══ DATA PROVIDED ══

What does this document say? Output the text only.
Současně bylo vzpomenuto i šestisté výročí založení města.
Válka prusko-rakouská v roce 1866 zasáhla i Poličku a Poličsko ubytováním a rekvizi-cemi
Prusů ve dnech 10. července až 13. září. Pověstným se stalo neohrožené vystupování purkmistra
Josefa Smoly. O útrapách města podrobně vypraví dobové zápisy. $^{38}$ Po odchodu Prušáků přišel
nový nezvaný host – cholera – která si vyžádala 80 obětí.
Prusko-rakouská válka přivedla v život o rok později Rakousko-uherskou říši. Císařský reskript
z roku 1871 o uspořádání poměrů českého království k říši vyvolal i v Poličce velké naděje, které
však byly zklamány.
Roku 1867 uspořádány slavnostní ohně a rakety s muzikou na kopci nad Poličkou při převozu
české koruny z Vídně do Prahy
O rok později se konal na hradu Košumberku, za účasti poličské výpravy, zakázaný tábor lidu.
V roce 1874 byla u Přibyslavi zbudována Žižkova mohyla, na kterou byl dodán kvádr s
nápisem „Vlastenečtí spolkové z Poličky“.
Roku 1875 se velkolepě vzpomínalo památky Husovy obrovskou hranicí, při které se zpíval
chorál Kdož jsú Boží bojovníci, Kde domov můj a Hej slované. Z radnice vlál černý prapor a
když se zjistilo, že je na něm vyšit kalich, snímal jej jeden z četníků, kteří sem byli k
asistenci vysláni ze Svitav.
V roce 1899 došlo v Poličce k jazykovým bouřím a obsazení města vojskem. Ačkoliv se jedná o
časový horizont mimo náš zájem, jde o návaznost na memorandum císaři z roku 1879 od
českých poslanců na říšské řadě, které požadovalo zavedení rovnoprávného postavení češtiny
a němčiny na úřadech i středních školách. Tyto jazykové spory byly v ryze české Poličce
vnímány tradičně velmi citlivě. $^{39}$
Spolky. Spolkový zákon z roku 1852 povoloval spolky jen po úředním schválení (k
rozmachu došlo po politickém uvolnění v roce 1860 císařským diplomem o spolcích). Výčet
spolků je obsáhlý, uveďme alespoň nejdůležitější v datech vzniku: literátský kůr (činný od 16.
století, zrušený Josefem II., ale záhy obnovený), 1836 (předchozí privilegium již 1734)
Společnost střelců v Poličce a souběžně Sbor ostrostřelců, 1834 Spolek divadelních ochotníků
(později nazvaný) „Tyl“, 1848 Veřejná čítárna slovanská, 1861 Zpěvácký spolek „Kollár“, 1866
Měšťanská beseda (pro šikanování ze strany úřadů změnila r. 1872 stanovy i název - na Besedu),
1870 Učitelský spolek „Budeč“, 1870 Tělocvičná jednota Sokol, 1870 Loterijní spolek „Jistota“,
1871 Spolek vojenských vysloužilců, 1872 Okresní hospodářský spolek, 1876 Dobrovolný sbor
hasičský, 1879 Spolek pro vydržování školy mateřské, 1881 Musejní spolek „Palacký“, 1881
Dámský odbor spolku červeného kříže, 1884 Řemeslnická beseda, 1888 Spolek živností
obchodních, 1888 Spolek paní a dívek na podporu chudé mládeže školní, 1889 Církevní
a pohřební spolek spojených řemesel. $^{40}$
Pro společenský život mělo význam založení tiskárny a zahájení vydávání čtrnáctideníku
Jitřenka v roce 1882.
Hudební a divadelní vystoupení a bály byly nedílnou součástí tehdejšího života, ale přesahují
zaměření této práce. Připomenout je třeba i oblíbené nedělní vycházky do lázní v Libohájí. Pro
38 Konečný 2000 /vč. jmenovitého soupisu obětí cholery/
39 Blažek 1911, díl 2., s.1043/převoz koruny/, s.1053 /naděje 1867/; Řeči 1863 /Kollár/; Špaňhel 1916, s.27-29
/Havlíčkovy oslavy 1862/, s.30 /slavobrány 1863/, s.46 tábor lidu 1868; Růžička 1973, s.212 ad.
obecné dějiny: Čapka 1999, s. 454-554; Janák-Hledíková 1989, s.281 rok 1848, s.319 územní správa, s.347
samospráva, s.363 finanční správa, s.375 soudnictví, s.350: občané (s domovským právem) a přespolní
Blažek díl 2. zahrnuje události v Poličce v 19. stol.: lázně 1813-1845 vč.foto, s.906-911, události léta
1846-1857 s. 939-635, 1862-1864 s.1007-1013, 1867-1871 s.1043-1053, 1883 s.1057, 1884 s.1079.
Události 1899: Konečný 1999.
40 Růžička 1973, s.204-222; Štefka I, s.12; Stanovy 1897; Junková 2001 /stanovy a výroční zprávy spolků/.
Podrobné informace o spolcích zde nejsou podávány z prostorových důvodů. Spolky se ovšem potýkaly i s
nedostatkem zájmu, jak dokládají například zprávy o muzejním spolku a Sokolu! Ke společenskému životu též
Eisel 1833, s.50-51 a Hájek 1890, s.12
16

═══

▸ OBJECTIVE:
Set down the listing in full, keeping every word exactly as it is.

▸ PROBLEM SOLUTION:
What does this document say? Output the text only.
Současně bylo vzpomenuto i šestisté výročí založení města.
Válka prusko-rakouská v roce 1866 zasáhla i Poličku a Poličsko ubytováním a rekvizi-cemi
Prusů ve dnech 10. července až 13. září. Pověstným se stalo neohrožené vystupování purkmistra
Josefa Smoly. O útrapách města podrobně vypraví dobové zápisy. $^{38}$ Po odchodu Prušáků přišel
nový nezvaný host – cholera – která si vyžádala 80 obětí.
Prusko-rakouská válka přivedla v život o rok později Rakousko-uherskou říši. Císařský reskript
z roku 1871 o uspořádání poměrů českého království k říši vyvolal i v Poličce velké naděje, které
však byly zklamány.
Roku 1867 uspořádány slavnostní ohně a rakety s muzikou na kopci nad Poličkou při převozu
české koruny z Vídně do Prahy
O rok později se konal na hradu Košumberku, za účasti poličské výpravy, zakázaný tábor lidu.
V roce 1874 byla u Přibyslavi zbudována Žižkova mohyla, na kterou byl dodán kvádr s
nápisem „Vlastenečtí spolkové z Poličky“.
Roku 1875 se velkolepě vzpomínalo památky Husovy obrovskou hranicí, při které se zpíval
chorál Kdož jsú Boží bojovníci, Kde domov můj a Hej slované. Z radnice vlál černý prapor a
když se zjistilo, že je na něm vyšit kalich, snímal jej jeden z četníků, kteří sem byli k
asistenci vysláni ze Svitav.
V roce 1899 došlo v Poličce k jazykovým bouřím a obsazení města vojskem. Ačkoliv se jedná o
časový horizont mimo náš zájem, jde o návaznost na memorandum císaři z roku 1879 od
českých poslanců na říšské řadě, které požadovalo zavedení rovnoprávného postavení češtiny
a němčiny na úřadech i středních školách. Tyto jazykové spory byly v ryze české Poličce
vnímány tradičně velmi citlivě. $^{39}$
Spolky. Spolkový zákon z roku 1852 povoloval spolky jen po úředním schválení (k
rozmachu došlo po politickém uvolnění v roce 1860 císařským diplomem o spolcích). Výčet
spolků je obsáhlý, uveďme alespoň nejdůležitější v datech vzniku: literátský kůr (činný od 16.
století, zrušený Josefem II., ale záhy obnovený), 1836 (předchozí privilegium již 1734)
Společnost střelců v Poličce a souběžně Sbor ostrostřelců, 1834 Spolek divadelních ochotníků
(později nazvaný) „Tyl“, 1848 Veřejná čítárna slovanská, 1861 Zpěvácký spolek „Kollár“, 1866
Měšťanská beseda (pro šikanování ze strany úřadů změnila r. 1872 stanovy i název - na Besedu),
1870 Učitelský spolek „Budeč“, 1870 Tělocvičná jednota Sokol, 1870 Loterijní spolek „Jistota“,
1871 Spolek vojenských vysloužilců, 1872 Okresní hospodářský spolek, 1876 Dobrovolný sbor
hasičský, 1879 Spolek pro vydržování školy mateřské, 1881 Musejní spolek „Palacký“, 1881
Dámský odbor spolku červeného kříže, 1884 Řemeslnická beseda, 1888 Spolek živností
obchodních, 1888 Spolek paní a dívek na podporu chudé mládeže školní, 1889 Církevní
a pohřební spolek spojených řemesel. $^{40}$
Pro společenský život mělo význam založení tiskárny a zahájení vydávání čtrnáctideníku
Jitřenka v roce 1882.
Hudební a divadelní vystoupení a bály byly nedílnou součástí tehdejšího života, ale přesahují
zaměření této práce. Připomenout je třeba i oblíbené nedělní vycházky do lázní v Libohájí. Pro
38 Konečný 2000 /vč. jmenovitého soupisu obětí cholery/
39 Blažek 1911, díl 2., s.1043/převoz koruny/, s.1053 /naděje 1867/; Řeči 1863 /Kollár/; Špaňhel 1916, s.27-29
/Havlíčkovy oslavy 1862/, s.30 /slavobrány 1863/, s.46 tábor lidu 1868; Růžička 1973, s.212 ad.
obecné dějiny: Čapka 1999, s. 454-554; Janák-Hledíková 1989, s.281 rok 1848, s.319 územní správa, s.347
samospráva, s.363 finanční správa, s.375 soudnictví, s.350: občané (s domovským právem) a přespolní
Blažek díl 2. zahrnuje události v Poličce v 19. stol.: lázně 1813-1845 vč.foto, s.906-911, události léta
1846-1857 s. 939-635, 1862-1864 s.1007-1013, 1867-1871 s.1043-1053, 1883 s.1057, 1884 s.1079.
Události 1899: Konečný 1999.
40 Růžička 1973, s.204-222; Štefka I, s.12; Stanovy 1897; Junková 2001 /stanovy a výroční zprávy spolků/.
Podrobné informace o spolcích zde nejsou podávány z prostorových důvodů. Spolky se ovšem potýkaly i s
nedostatkem zájmu, jak dokládají například zprávy o muzejním spolku a Sokolu! Ke společenskému životu též
Eisel 1833, s.50-51 a Hájek 1890, s.12
16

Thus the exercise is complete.